[Data entries]
========================================
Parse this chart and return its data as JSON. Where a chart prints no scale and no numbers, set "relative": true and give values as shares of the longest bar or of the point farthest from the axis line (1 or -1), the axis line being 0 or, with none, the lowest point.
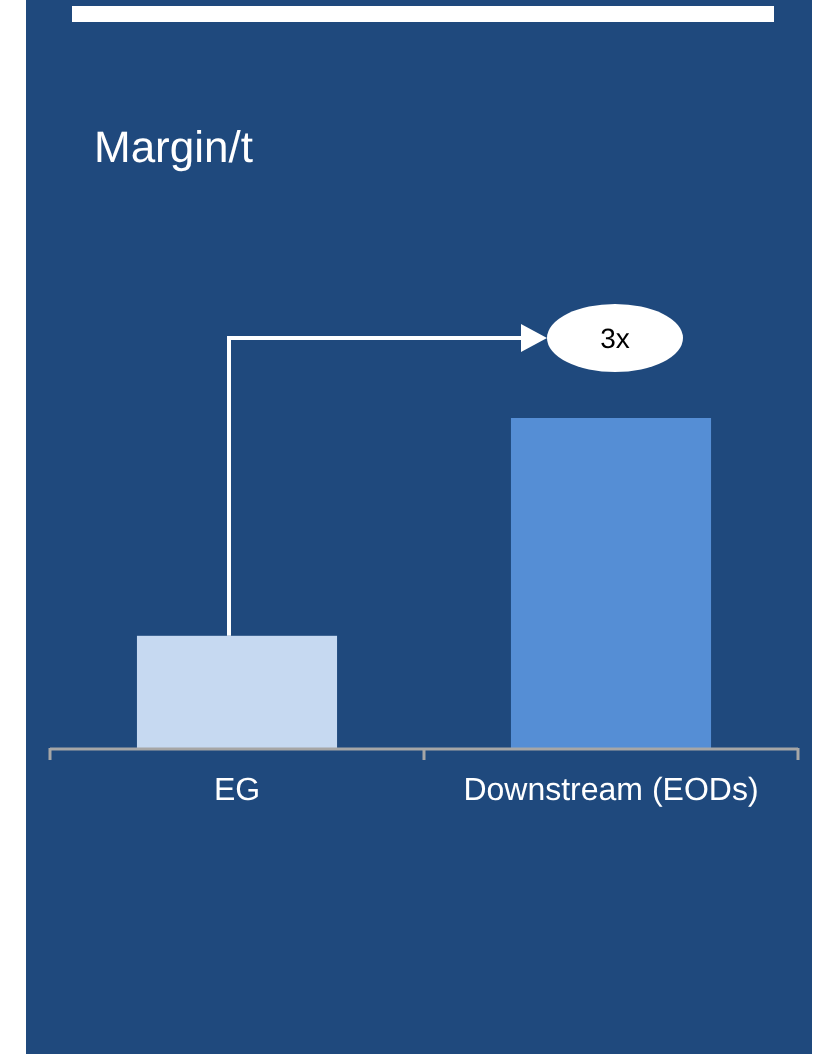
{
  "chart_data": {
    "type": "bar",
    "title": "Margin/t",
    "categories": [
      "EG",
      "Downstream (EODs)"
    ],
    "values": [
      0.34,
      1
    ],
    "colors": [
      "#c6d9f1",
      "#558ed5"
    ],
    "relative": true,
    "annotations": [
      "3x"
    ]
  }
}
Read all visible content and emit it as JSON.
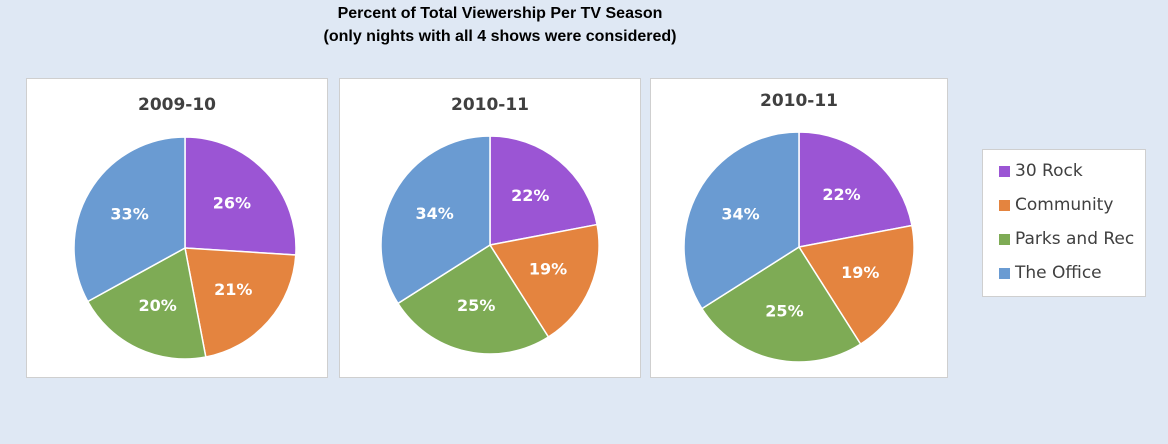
========================================
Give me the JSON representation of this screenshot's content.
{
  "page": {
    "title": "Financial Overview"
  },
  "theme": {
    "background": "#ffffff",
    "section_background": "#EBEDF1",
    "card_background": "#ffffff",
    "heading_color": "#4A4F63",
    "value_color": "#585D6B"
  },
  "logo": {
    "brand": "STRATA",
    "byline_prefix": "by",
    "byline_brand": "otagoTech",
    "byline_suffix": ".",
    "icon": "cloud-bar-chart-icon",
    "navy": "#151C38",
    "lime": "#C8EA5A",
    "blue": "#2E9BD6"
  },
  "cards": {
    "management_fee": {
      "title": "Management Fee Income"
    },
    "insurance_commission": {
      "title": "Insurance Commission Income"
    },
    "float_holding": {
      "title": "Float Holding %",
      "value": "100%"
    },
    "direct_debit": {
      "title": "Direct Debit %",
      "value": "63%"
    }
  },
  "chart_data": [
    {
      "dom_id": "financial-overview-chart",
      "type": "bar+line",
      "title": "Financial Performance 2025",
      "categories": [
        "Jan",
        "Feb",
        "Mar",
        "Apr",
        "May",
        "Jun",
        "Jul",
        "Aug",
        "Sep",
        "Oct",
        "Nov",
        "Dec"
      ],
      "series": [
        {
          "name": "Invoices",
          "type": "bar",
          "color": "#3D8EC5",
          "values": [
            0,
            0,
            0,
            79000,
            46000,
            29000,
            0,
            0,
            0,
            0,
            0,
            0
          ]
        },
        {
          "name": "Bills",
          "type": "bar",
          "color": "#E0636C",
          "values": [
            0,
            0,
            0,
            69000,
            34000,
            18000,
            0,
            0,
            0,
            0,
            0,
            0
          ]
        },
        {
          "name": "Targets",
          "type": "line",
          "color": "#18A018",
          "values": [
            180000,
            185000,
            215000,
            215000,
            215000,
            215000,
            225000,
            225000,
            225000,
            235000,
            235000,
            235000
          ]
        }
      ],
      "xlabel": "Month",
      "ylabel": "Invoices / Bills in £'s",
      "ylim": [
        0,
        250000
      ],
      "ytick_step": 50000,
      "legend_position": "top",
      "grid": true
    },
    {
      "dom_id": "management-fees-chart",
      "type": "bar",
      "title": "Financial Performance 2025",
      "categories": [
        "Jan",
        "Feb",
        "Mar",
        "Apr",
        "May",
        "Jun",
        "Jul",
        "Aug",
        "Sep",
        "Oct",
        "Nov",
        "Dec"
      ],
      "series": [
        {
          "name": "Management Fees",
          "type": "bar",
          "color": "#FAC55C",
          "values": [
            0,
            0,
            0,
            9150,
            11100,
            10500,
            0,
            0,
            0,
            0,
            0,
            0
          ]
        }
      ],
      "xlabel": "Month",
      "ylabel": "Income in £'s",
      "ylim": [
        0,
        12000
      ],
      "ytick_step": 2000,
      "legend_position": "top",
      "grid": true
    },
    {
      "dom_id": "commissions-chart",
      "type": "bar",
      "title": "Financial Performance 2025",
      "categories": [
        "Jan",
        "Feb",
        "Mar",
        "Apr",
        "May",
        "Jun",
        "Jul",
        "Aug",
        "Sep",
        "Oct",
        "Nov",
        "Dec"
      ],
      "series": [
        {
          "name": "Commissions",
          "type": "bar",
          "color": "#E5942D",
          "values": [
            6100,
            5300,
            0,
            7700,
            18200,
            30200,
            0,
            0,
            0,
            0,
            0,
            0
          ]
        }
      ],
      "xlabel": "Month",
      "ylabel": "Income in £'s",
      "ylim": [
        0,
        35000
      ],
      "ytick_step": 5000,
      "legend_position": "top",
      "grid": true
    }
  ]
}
========================================
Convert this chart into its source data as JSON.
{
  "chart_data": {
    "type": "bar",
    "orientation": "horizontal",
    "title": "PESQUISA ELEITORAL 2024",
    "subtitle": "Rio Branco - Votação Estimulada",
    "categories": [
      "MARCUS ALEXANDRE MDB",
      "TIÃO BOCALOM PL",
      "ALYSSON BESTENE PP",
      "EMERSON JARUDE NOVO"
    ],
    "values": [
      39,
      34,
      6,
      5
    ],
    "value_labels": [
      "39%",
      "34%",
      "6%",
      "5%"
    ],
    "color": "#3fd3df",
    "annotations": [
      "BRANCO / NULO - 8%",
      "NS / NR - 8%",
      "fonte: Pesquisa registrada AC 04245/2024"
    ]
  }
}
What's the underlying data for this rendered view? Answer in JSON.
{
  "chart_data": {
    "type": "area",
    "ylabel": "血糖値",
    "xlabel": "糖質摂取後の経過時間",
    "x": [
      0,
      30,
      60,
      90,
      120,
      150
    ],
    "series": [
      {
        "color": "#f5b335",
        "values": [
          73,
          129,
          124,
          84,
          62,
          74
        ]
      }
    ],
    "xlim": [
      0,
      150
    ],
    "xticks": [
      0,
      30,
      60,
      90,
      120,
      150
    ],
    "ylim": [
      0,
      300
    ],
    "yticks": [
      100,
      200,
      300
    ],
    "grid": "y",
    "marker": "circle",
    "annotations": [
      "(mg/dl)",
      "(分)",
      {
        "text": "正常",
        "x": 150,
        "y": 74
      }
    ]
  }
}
========================================
--- What is expected ---
All lines above from the one containing "Parse this chart" through the one containing "Read all visible content and emit it as JSON." are to be quoted exactly, and only those; pictures are left out.

--- Full output ---
Parse this chart and return its data as JSON. Where a chart prints no scale and no numbers, set "relative": true and give values as shares of the longest bar or of the point farthest from the axis line (1 or -1), the axis line being 0 or, with none, the lowest point.
{
  "chart_data": {
    "type": "bar",
    "title": "Margin/t",
    "categories": [
      "EG",
      "Downstream (EODs)"
    ],
    "values": [
      0.34,
      1
    ],
    "colors": [
      "#c6d9f1",
      "#558ed5"
    ],
    "relative": true,
    "annotations": [
      "3x"
    ]
  }
}
Read all visible content and emit it as JSON.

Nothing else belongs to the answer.